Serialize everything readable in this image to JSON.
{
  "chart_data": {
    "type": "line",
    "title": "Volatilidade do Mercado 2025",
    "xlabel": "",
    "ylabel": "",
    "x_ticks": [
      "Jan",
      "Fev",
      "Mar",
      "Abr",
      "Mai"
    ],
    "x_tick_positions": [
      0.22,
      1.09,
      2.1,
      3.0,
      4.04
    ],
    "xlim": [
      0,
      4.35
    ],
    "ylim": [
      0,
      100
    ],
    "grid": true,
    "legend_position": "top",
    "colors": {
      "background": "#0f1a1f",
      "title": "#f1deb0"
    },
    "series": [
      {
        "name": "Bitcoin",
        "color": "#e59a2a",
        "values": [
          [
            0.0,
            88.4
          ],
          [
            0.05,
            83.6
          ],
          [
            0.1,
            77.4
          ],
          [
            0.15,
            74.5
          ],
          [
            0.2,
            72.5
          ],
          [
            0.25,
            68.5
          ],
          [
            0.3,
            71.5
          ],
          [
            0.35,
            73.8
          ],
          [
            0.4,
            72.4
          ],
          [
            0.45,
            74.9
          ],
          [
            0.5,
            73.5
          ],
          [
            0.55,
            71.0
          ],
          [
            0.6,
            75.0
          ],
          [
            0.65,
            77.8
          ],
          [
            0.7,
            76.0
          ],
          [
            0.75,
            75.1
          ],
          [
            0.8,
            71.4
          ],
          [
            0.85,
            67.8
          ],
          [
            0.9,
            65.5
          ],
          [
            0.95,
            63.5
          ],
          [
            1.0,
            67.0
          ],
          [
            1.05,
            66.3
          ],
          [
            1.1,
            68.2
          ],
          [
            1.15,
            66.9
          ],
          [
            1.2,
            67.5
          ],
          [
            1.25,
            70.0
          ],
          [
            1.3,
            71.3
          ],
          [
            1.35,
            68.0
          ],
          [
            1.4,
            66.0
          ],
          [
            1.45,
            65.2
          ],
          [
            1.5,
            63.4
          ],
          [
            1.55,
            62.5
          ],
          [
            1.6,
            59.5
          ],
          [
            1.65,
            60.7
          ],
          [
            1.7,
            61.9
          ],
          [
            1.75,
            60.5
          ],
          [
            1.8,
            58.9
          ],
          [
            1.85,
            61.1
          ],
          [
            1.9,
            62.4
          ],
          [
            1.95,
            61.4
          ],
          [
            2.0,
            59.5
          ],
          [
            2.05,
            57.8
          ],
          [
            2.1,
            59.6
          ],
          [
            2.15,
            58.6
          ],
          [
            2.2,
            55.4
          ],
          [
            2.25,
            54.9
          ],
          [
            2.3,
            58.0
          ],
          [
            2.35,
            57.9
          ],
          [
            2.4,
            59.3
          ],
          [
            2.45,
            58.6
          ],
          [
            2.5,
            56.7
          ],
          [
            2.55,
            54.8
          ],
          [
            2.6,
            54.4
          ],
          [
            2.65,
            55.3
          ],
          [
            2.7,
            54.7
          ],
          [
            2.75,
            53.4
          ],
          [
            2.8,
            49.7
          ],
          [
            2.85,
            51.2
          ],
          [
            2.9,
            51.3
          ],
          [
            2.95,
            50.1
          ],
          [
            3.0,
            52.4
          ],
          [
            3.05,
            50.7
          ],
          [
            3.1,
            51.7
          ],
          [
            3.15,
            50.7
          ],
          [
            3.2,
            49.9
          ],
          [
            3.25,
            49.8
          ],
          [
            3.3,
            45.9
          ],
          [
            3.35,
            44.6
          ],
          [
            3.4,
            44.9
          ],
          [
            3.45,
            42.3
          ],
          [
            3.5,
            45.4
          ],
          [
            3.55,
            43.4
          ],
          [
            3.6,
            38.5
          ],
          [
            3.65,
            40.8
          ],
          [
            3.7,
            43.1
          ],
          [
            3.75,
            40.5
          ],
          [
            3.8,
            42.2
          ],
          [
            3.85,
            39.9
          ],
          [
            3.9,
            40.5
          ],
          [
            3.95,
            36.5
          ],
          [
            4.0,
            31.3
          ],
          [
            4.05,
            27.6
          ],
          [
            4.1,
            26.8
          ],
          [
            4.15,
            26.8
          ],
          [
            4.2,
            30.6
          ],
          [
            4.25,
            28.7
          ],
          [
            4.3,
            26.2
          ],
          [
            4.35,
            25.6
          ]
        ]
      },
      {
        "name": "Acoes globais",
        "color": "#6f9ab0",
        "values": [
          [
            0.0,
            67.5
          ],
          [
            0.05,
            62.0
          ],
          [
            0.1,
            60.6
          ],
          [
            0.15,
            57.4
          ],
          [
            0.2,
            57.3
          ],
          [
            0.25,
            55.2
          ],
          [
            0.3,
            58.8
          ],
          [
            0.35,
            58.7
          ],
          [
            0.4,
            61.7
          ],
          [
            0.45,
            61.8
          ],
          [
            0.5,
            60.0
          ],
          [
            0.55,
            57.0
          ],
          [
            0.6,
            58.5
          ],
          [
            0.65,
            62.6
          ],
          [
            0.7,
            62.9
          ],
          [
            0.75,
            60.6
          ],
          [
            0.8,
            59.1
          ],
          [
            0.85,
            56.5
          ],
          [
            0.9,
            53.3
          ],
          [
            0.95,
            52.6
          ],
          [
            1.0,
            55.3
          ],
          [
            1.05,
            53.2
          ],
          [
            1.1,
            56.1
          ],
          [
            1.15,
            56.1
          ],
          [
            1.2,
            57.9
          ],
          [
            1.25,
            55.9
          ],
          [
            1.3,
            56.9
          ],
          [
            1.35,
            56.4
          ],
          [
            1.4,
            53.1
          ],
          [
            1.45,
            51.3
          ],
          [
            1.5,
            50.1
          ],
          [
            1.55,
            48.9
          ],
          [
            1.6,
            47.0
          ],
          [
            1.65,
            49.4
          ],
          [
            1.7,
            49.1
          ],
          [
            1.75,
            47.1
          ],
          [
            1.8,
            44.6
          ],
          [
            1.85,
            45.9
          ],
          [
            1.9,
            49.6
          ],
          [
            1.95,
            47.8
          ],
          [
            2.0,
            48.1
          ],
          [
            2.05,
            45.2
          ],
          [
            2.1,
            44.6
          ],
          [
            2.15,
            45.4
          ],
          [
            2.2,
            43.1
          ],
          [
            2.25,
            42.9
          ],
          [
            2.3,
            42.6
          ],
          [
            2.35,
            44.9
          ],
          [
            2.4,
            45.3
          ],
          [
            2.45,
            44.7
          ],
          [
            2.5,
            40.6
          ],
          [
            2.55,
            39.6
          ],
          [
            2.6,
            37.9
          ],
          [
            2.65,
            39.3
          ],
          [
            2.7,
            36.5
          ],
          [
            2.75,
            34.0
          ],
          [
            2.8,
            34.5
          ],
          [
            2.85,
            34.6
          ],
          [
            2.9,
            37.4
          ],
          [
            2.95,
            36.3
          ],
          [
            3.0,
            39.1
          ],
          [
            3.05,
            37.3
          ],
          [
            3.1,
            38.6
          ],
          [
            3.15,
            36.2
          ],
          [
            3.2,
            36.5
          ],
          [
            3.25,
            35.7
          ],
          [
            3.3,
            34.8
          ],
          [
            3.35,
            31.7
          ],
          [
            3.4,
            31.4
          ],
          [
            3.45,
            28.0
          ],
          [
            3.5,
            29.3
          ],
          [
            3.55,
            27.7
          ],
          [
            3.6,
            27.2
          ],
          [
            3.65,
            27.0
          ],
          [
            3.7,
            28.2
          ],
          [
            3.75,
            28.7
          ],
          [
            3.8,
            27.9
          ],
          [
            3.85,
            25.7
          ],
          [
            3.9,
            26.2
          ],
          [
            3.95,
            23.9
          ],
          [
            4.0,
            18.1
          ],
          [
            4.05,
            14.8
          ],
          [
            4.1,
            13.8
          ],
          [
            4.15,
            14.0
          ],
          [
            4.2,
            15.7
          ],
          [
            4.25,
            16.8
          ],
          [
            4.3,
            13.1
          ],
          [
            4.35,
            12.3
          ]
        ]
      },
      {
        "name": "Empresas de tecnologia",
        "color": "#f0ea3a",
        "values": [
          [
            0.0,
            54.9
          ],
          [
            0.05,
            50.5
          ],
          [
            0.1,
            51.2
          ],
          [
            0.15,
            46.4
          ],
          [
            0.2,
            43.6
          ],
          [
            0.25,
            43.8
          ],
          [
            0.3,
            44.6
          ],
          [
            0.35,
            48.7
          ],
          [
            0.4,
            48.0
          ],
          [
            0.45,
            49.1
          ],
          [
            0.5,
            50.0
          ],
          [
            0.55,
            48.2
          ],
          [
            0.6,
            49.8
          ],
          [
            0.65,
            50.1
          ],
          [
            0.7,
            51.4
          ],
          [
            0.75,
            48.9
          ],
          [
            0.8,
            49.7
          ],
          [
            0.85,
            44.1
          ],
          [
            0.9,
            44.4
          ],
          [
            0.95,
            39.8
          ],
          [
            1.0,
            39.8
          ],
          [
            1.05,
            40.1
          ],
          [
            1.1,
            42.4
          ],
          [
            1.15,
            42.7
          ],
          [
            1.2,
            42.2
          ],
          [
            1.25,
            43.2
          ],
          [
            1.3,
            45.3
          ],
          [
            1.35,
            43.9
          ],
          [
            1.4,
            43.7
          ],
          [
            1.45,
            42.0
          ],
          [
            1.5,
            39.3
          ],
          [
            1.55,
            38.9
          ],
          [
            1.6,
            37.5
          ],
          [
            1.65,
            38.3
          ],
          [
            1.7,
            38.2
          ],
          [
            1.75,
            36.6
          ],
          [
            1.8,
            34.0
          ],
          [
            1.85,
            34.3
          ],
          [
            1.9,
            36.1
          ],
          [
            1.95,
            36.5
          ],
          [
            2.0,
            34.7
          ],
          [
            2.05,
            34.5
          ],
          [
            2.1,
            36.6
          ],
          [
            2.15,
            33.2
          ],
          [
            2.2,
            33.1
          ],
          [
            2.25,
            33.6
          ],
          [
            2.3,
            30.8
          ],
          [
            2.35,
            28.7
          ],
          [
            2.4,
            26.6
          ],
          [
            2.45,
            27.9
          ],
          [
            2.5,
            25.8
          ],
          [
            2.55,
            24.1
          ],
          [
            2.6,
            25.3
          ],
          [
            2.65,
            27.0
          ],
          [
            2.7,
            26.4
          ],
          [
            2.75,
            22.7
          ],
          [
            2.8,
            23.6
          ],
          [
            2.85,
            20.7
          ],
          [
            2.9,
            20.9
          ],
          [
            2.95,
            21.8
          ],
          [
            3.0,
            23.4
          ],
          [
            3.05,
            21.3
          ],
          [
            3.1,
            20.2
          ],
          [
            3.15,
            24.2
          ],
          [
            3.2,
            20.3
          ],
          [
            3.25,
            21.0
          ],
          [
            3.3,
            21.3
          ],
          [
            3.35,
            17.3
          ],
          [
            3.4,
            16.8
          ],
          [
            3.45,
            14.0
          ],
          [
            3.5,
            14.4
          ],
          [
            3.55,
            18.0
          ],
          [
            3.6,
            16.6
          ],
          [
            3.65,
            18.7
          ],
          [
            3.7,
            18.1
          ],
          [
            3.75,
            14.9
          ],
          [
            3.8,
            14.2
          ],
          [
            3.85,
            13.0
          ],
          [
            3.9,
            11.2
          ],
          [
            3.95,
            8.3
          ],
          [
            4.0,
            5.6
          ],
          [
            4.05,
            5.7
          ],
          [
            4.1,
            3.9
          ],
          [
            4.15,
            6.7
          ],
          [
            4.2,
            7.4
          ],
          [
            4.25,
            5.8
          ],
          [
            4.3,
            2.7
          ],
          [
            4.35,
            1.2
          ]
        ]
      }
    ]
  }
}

- - - - - - -

Scan the records above for the string "title", then select every line that holds it.

    "title": "Volatilidade do Mercado 2025",
      "title": "#f1deb0"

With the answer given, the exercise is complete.